Task requirements: Reproduce all the lines exactly as they stand, apart from the pictures.

Records supplied:

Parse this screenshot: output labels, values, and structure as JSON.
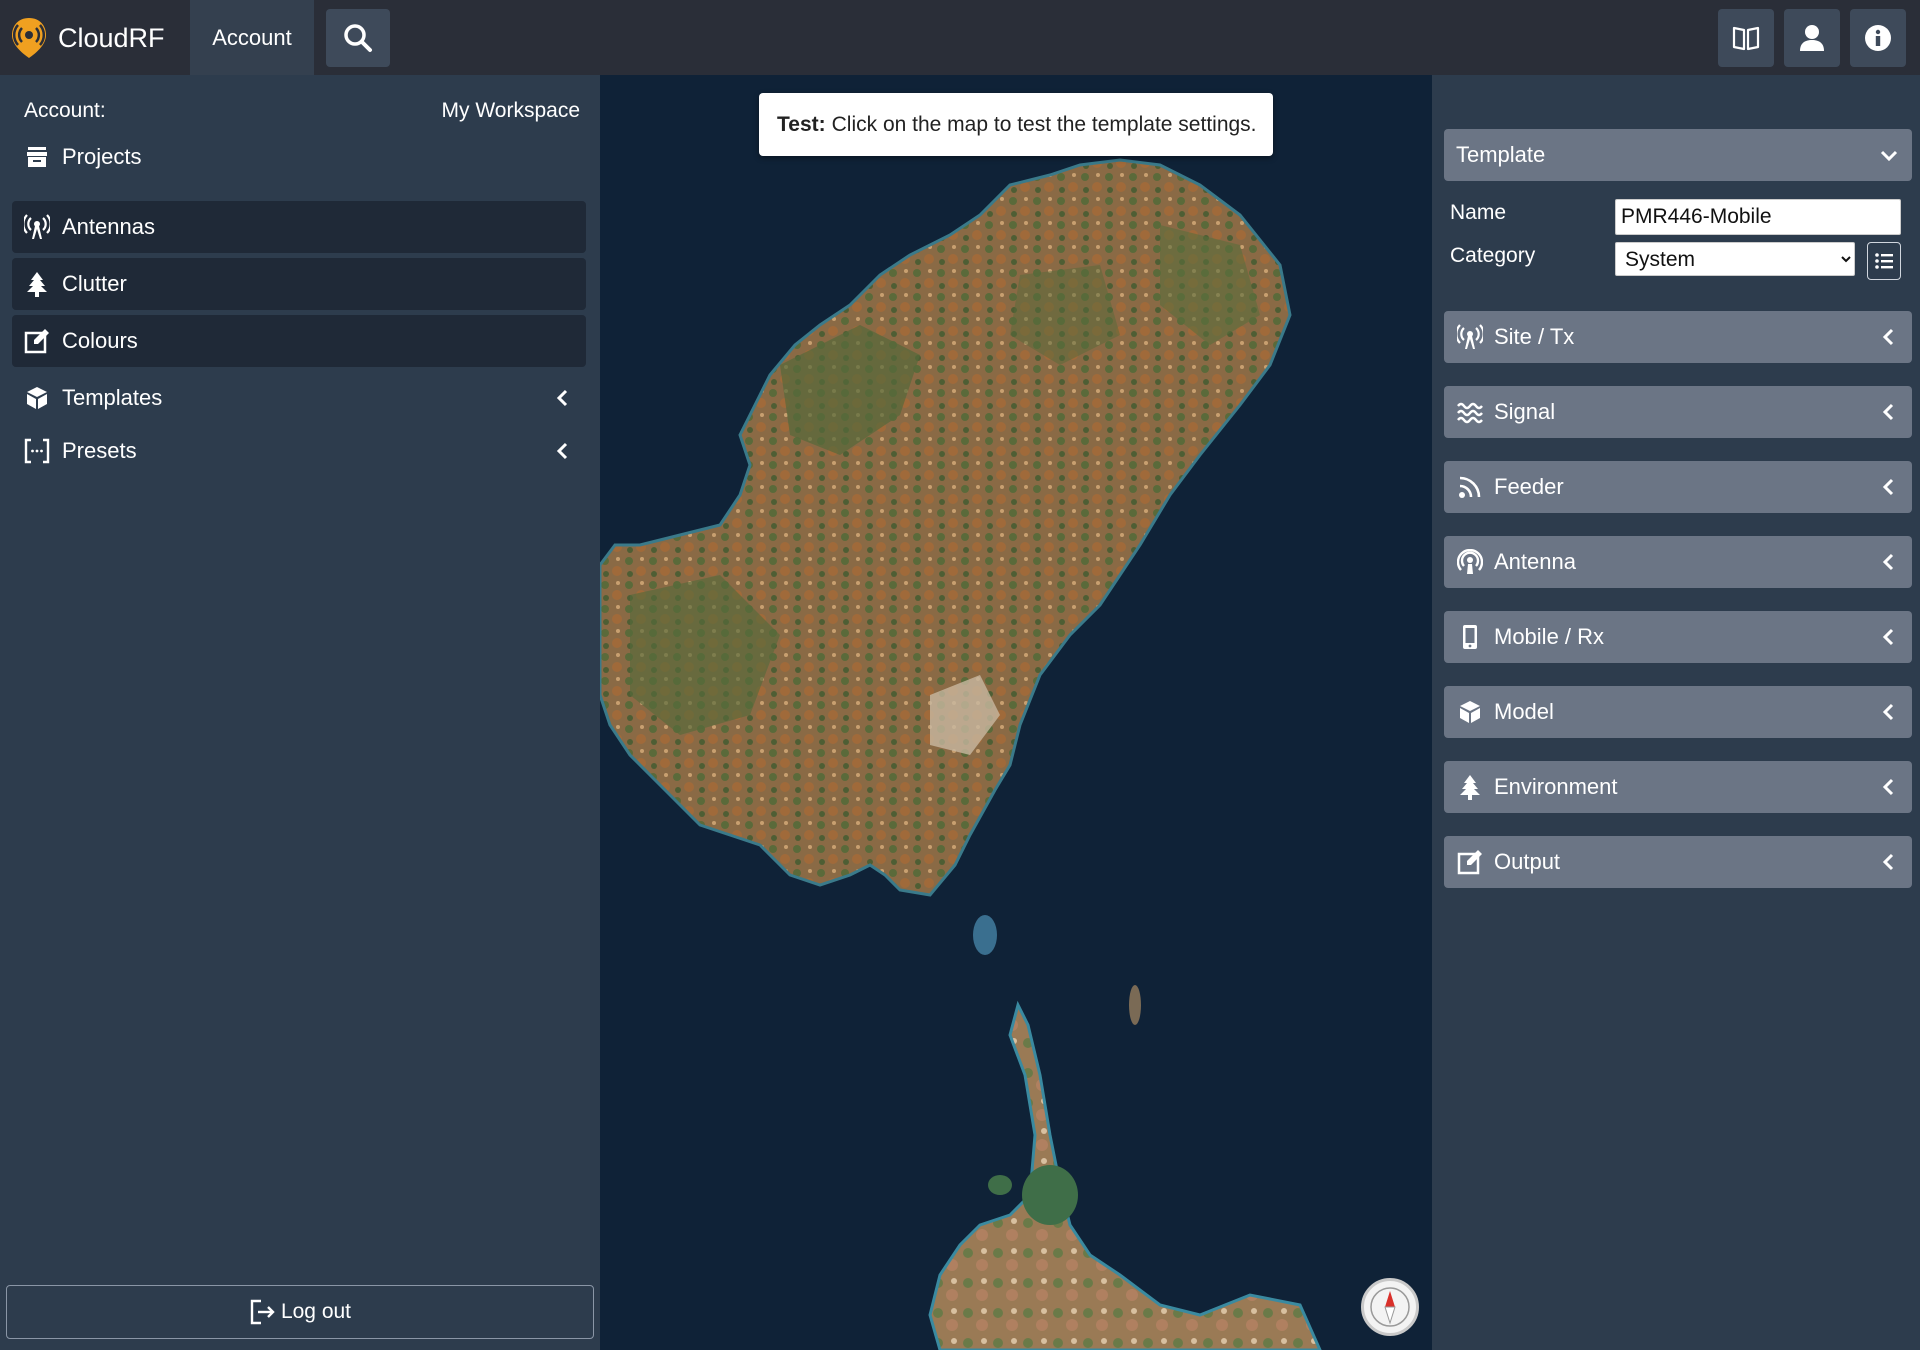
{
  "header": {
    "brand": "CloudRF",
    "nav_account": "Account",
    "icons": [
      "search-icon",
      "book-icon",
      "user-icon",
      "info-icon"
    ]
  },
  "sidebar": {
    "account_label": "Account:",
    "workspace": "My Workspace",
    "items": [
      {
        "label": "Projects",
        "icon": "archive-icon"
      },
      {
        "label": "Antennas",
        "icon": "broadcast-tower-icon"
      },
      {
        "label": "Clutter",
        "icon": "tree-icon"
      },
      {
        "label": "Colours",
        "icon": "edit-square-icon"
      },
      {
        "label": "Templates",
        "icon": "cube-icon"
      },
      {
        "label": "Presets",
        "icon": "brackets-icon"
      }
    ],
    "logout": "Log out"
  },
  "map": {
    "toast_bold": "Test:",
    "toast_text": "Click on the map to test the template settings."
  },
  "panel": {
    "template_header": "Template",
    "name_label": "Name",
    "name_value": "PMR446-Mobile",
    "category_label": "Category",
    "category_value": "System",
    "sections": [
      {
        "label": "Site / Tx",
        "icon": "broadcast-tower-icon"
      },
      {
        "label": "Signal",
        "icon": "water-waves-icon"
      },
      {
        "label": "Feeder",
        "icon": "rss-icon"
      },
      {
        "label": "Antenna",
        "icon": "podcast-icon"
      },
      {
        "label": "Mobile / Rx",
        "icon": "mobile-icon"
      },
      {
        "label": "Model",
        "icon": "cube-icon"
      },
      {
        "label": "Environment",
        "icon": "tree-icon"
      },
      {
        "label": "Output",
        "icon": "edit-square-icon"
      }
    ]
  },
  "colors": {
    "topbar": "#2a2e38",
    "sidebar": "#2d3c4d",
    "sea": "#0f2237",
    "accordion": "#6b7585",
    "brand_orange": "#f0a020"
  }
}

Response to the task:
Parse this screenshot: output labels, values, and structure as JSON.
{
  "header": {
    "brand": "CloudRF",
    "nav_account": "Account",
    "icons": [
      "search-icon",
      "book-icon",
      "user-icon",
      "info-icon"
    ]
  },
  "sidebar": {
    "account_label": "Account:",
    "workspace": "My Workspace",
    "items": [
      {
        "label": "Projects",
        "icon": "archive-icon"
      },
      {
        "label": "Antennas",
        "icon": "broadcast-tower-icon"
      },
      {
        "label": "Clutter",
        "icon": "tree-icon"
      },
      {
        "label": "Colours",
        "icon": "edit-square-icon"
      },
      {
        "label": "Templates",
        "icon": "cube-icon"
      },
      {
        "label": "Presets",
        "icon": "brackets-icon"
      }
    ],
    "logout": "Log out"
  },
  "map": {
    "toast_bold": "Test:",
    "toast_text": "Click on the map to test the template settings."
  },
  "panel": {
    "template_header": "Template",
    "name_label": "Name",
    "name_value": "PMR446-Mobile",
    "category_label": "Category",
    "category_value": "System",
    "sections": [
      {
        "label": "Site / Tx",
        "icon": "broadcast-tower-icon"
      },
      {
        "label": "Signal",
        "icon": "water-waves-icon"
      },
      {
        "label": "Feeder",
        "icon": "rss-icon"
      },
      {
        "label": "Antenna",
        "icon": "podcast-icon"
      },
      {
        "label": "Mobile / Rx",
        "icon": "mobile-icon"
      },
      {
        "label": "Model",
        "icon": "cube-icon"
      },
      {
        "label": "Environment",
        "icon": "tree-icon"
      },
      {
        "label": "Output",
        "icon": "edit-square-icon"
      }
    ]
  },
  "colors": {
    "topbar": "#2a2e38",
    "sidebar": "#2d3c4d",
    "sea": "#0f2237",
    "accordion": "#6b7585",
    "brand_orange": "#f0a020"
  }
}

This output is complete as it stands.